[Excerpted data start]

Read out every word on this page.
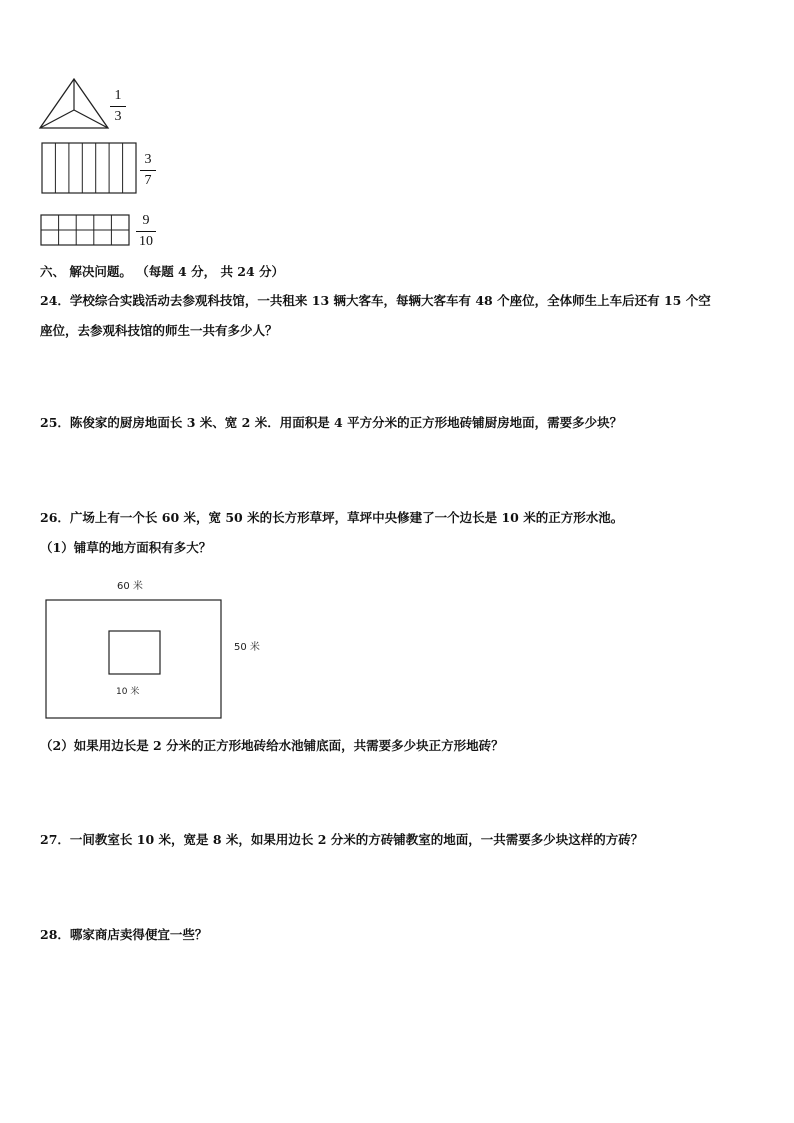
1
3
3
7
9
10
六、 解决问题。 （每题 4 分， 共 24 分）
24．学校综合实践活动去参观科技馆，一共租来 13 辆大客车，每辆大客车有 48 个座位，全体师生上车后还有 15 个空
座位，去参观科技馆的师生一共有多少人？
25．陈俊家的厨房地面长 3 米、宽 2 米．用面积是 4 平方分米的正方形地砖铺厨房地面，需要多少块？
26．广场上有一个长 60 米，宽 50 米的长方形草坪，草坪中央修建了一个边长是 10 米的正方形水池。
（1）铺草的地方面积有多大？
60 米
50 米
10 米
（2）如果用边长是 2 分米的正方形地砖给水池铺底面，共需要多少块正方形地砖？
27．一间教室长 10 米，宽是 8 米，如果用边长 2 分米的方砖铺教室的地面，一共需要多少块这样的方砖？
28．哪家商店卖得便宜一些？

[Excerpted data end]
[Excerpted data start]

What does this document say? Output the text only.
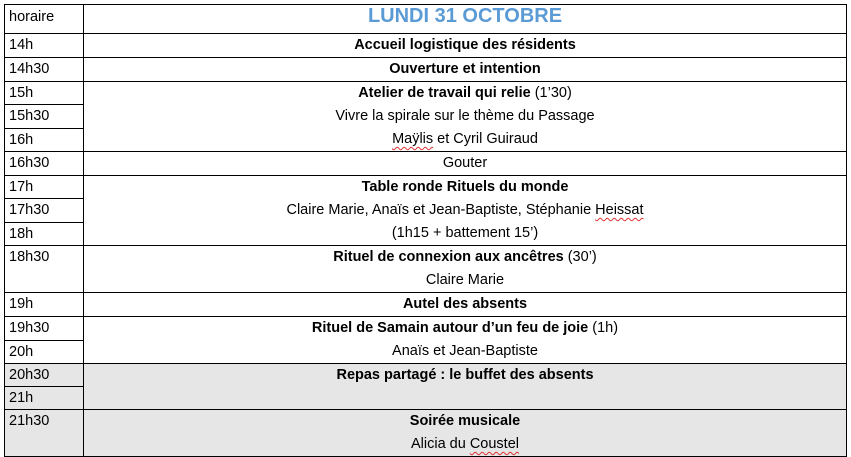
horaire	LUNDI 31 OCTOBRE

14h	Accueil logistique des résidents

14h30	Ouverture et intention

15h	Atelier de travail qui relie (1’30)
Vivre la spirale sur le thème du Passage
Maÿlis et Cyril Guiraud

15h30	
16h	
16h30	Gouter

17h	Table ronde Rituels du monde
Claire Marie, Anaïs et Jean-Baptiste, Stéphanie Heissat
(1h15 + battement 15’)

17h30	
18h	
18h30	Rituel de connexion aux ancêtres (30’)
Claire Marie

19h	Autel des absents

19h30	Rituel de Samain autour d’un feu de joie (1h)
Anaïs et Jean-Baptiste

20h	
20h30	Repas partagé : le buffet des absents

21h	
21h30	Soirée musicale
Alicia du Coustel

[Excerpted data end]
[Excerpted data start]

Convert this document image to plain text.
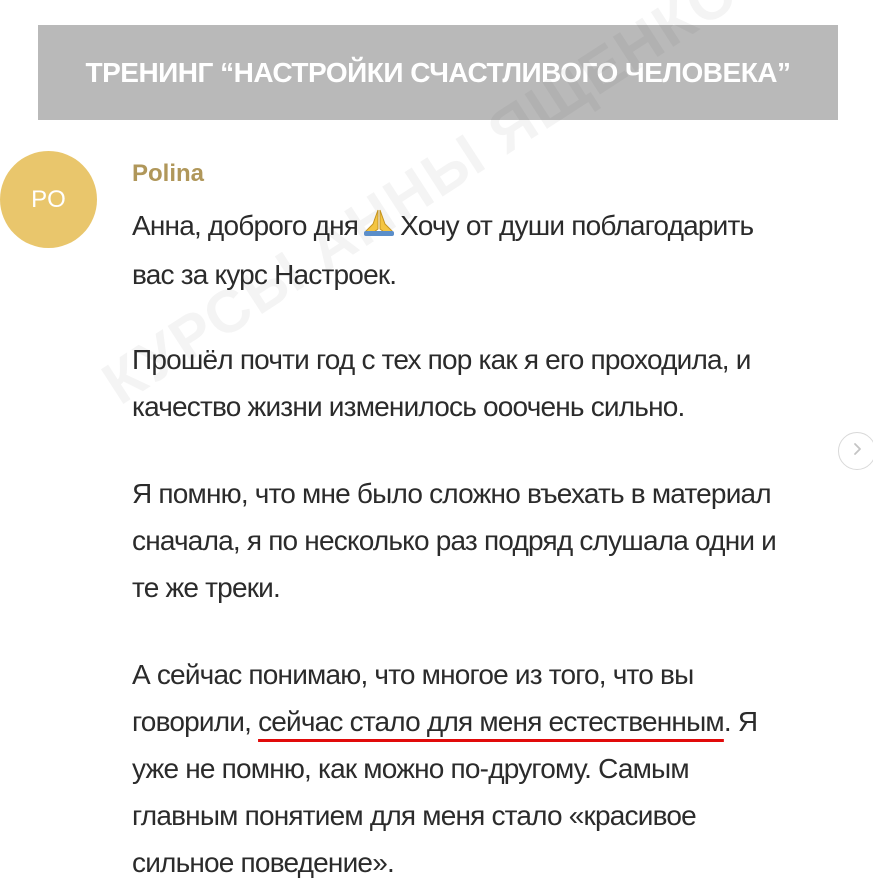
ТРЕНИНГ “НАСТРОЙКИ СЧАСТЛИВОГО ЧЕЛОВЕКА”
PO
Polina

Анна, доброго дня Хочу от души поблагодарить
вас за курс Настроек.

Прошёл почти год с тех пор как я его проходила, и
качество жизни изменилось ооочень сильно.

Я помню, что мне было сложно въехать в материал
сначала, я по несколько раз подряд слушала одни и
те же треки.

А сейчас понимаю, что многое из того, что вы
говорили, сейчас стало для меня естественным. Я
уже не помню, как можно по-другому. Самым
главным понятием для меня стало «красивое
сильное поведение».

[Excerpted data end]

## The problem
Using the material above, copy every line in which the string "Claire" occurs.

## Result
Claire Marie, Anaïs et Jean-Baptiste, Stéphanie Heissat
Claire Marie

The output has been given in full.